▶ **Stated problem 1**:
In the BootMerger commit, what does the new BootMerger wrap in order to concatenate messages across reboots?
▶ **Stated problem 2**:
Continue the BootMerger commit from the point where it stops.
*** Source document
Add BootMerger to concatenate messages across boots

This wraps multiple NodeMergers in order to take a sorted list of
messages per boot and concatenate them across multiple ordered reboots.

This gives us a nice interface to move TimestampMapper over to to handle
reboots.

Change-Id: I9e6e565f39bf7a4a23e340d28eea686f1d53631f
Signed-off-by: Austin Schuh <austin.schuh@bluerivertech.com>
diff --git a/aos/events/logging/logfile_utils.cc b/aos/events/logging/logfile_utils.cc
index e01b4c6..f4d4501 100644
--- a/aos/events/logging/logfile_utils.cc
+++ b/aos/events/logging/logfile_utils.cc
@@ -527,6 +527,8 @@
 }
 
 bool Message::operator<(const Message &m2) const {
+  CHECK_EQ(this->boot_count, m2.boot_count);
+
   if (this->timestamp < m2.timestamp) {
     return true;
   } else if (this->timestamp > m2.timestamp) {
@@ -544,13 +546,16 @@
 
 bool Message::operator>=(const Message &m2) const { return !(*this < m2); }
 bool Message::operator==(const Message &m2) const {
+  CHECK_EQ(this->boot_count, m2.boot_count);
+
   return timestamp == m2.timestamp && channel_index == m2.channel_index &&
          queue_index == m2.queue_index;
 }
 
 std::ostream &operator<<(std::ostream &os, const Message &m) {
   os << "{.channel_index=" << m.channel_index
-     << ", .queue_index=" << m.queue_index << ", .timestamp=" << m.timestamp;
+     << ", .queue_index=" << m.queue_index << ", .timestamp=" << m.timestamp
+     << ", .boot_count=" << m.boot_count;
   if (m.data.Verify()) {
     os << ", .data="
******
*** Records shown
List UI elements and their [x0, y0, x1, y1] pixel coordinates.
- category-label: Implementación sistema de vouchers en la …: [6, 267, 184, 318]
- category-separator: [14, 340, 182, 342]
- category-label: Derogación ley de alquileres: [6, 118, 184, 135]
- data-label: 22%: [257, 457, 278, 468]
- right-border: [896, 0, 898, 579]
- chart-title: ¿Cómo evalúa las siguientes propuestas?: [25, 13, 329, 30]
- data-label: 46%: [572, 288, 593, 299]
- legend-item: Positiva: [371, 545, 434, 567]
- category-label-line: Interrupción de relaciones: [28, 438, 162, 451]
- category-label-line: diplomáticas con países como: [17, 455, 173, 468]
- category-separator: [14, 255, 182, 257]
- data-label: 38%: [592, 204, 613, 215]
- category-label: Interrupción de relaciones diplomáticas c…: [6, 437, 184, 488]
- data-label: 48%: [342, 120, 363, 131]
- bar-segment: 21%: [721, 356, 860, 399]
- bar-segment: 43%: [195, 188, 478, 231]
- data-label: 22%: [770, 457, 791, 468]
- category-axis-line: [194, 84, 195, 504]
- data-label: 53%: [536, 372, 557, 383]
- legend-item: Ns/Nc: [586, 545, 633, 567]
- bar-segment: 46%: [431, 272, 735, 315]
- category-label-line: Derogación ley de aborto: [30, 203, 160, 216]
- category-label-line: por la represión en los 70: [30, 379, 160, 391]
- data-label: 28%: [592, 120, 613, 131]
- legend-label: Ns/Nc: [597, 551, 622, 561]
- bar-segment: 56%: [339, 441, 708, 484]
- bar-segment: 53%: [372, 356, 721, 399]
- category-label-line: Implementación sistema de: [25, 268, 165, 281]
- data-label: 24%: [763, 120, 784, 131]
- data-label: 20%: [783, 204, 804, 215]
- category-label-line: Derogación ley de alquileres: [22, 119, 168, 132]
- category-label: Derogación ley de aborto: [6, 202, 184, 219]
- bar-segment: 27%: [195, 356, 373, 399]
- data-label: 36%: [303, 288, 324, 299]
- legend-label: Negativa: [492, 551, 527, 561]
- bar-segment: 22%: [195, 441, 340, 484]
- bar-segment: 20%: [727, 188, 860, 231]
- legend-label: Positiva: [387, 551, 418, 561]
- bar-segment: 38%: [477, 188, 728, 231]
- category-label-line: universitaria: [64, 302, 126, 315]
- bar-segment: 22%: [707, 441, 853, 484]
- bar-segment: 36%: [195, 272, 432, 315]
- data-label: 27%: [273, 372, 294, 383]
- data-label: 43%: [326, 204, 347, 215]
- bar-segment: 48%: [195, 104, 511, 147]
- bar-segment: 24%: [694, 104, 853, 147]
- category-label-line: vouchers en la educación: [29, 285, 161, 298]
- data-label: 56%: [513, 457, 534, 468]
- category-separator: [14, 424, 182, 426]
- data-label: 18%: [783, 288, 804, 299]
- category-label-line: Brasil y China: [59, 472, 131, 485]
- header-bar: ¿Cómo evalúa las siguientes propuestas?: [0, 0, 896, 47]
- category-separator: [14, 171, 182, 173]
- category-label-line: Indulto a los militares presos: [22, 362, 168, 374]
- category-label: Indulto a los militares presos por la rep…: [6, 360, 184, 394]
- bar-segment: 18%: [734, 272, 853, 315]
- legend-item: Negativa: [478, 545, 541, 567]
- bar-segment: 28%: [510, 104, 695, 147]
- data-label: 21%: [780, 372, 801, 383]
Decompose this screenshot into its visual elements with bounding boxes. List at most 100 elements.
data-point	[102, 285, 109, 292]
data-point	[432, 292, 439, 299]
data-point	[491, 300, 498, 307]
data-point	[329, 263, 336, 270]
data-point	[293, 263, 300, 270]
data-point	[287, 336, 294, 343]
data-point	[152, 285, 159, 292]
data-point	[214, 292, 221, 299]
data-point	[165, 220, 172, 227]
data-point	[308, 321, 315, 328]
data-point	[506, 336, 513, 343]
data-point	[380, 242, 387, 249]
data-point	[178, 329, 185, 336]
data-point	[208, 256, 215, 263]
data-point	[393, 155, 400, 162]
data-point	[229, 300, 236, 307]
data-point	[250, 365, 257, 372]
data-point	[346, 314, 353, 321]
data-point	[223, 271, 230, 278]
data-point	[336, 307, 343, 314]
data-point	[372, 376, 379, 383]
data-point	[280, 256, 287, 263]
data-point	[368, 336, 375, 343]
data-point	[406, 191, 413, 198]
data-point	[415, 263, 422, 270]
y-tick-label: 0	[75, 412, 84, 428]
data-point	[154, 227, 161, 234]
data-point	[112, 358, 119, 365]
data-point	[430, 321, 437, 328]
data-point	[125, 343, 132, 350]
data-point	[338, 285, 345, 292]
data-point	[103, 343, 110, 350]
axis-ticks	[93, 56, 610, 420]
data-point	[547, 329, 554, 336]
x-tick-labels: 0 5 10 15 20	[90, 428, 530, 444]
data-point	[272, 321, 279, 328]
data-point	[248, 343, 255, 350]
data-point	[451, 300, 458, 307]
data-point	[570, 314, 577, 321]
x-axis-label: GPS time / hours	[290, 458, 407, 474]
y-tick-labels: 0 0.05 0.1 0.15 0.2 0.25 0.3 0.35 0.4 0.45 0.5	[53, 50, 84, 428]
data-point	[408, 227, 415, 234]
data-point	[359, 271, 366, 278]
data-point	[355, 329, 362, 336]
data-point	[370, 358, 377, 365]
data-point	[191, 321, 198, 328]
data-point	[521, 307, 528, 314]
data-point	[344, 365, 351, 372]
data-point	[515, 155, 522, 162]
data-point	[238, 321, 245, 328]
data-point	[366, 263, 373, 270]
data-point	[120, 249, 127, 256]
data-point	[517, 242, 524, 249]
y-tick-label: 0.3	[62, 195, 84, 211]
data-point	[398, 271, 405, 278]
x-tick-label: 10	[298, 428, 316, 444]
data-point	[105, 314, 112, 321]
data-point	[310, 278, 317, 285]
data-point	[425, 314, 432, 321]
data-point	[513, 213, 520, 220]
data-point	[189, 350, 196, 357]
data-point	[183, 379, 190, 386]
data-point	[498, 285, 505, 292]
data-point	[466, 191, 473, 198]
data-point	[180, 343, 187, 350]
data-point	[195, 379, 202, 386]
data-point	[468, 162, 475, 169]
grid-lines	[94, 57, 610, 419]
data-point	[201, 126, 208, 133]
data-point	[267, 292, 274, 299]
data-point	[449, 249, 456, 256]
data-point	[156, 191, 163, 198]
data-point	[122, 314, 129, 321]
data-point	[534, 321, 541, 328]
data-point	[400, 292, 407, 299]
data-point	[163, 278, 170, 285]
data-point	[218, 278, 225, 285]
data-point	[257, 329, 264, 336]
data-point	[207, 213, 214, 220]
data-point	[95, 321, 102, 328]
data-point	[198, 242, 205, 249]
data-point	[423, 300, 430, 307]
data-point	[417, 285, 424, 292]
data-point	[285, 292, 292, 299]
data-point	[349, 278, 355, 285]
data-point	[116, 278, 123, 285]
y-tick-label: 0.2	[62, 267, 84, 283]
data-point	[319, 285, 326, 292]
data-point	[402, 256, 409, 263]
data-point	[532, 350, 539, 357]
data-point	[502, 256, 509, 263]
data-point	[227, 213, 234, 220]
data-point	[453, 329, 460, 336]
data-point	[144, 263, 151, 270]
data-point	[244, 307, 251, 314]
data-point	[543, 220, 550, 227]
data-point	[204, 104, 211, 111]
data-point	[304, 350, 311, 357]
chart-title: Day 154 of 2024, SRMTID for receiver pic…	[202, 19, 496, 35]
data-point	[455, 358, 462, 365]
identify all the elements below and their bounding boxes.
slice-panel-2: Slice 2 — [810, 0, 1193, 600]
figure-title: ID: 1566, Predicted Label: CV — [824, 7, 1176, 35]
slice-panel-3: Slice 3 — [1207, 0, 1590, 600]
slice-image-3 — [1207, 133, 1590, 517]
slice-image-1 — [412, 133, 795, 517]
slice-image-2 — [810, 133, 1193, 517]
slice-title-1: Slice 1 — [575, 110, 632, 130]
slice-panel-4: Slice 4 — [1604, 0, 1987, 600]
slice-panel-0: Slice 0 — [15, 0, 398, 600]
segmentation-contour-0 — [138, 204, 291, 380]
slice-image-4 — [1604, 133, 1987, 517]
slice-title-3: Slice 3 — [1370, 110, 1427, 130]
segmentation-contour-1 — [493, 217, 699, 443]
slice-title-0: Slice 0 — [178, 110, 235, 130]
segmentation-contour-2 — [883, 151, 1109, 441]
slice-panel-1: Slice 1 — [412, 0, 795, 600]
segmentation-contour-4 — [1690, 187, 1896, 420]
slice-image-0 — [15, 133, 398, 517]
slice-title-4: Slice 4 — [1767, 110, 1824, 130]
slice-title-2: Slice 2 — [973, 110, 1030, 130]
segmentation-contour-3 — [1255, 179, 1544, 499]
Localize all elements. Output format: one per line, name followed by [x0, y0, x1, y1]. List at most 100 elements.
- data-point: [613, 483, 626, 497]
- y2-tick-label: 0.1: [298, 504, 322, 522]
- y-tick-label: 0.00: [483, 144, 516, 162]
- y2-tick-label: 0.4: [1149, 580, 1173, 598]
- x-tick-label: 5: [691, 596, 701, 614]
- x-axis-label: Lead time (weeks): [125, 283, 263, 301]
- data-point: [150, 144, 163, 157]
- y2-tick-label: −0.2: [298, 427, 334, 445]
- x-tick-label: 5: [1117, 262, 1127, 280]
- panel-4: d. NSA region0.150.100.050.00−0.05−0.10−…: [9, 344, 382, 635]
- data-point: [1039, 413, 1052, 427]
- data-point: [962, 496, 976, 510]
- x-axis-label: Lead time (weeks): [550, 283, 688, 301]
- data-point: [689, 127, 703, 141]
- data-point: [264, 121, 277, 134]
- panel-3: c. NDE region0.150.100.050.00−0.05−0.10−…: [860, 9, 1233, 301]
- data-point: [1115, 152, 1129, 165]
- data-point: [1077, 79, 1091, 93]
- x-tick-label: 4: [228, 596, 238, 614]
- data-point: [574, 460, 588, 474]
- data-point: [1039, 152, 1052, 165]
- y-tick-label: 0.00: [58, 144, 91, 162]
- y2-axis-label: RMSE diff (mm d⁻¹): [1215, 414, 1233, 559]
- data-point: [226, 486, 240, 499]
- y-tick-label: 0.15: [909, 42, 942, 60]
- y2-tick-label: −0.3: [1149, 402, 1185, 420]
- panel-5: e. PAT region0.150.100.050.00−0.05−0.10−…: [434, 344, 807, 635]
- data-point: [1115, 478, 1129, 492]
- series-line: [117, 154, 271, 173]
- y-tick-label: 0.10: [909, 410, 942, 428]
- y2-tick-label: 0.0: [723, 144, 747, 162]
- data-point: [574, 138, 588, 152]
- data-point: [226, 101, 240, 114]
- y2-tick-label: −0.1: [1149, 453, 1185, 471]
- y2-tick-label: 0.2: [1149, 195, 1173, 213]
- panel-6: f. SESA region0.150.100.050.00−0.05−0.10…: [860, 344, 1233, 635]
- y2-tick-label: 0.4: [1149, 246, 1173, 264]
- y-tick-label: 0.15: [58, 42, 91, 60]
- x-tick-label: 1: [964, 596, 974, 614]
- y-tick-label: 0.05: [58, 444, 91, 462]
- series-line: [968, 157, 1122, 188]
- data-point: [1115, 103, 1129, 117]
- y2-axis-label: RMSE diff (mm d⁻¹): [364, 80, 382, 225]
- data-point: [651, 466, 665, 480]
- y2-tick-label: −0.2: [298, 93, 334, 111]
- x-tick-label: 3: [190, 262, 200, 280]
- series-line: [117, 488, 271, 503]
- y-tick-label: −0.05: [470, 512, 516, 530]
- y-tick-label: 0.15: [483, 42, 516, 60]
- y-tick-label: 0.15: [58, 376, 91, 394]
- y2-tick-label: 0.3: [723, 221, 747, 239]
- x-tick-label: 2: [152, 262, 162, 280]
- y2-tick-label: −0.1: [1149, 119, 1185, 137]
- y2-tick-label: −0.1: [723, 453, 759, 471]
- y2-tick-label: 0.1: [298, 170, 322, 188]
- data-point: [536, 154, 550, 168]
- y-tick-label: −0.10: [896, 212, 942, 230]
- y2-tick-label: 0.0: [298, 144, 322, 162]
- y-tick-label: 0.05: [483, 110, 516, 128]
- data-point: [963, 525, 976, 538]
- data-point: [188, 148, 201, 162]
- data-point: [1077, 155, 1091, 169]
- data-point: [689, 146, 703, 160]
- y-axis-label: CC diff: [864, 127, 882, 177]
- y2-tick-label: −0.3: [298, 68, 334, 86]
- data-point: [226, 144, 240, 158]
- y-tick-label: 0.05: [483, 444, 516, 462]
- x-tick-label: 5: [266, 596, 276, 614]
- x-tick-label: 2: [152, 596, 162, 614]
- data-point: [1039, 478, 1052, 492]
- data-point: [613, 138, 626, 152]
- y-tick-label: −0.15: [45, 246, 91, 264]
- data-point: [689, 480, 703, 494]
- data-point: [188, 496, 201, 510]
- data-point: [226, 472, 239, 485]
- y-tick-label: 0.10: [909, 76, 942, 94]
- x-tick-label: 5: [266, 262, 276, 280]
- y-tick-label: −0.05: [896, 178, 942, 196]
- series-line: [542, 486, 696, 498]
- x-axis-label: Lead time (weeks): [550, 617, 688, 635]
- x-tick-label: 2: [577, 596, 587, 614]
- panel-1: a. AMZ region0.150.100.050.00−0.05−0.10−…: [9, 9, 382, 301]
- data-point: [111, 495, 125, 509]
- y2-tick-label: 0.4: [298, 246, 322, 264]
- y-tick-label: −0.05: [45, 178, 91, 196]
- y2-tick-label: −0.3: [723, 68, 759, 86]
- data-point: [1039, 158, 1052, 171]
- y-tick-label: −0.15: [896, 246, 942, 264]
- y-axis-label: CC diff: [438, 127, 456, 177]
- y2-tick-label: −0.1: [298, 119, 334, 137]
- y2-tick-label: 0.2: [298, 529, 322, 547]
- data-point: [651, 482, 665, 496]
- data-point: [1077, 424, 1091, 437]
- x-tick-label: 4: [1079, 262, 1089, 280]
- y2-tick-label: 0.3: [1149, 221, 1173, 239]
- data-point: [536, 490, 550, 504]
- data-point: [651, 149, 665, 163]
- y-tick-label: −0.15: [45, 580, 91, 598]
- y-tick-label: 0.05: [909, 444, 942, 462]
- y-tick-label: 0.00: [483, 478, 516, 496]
******
▶ **Exercise response 1**:
It wraps multiple NodeMergers.

▶ **Exercise response 2**:
        << aos::FlatbufferToJson(m.data,
@@ -608,12 +613,13 @@
         break;
       }
 
-      messages_.insert(
-          {.channel_index = m.value().message().channel_index(),
-           .queue_index = m.value().message().queue_index(),
-           .timestamp = monotonic_clock::time_point(std::chrono::nanoseconds(
-               m.value().message().monotonic_sent_time())),
-           .data = std::move(m.value())});
+      messages_.insert(Message{
+          .channel_index = m.value().message().channel_index(),
+          .queue_index = m.value().message().queue_index(),
+          .timestamp = monotonic_clock::time_point(std::chrono::nanoseconds(
+              m.value().message().monotonic_sent_time())),
+          .boot_count = parts().boot_count,
+          .data = std::move(m.value())});
 
       // Now, update sorted_until_ to match the new message.
       if (parts_message_reader_.newest_timestamp() >
@@ -756,6 +762,49 @@
   current_ = nullptr;
 }
 
+BootMerger::BootMerger(std::vector<LogParts> files) {
+  std::vector<std::vector<LogParts>> boots;
+
+  // Now, we need to split things out by boot.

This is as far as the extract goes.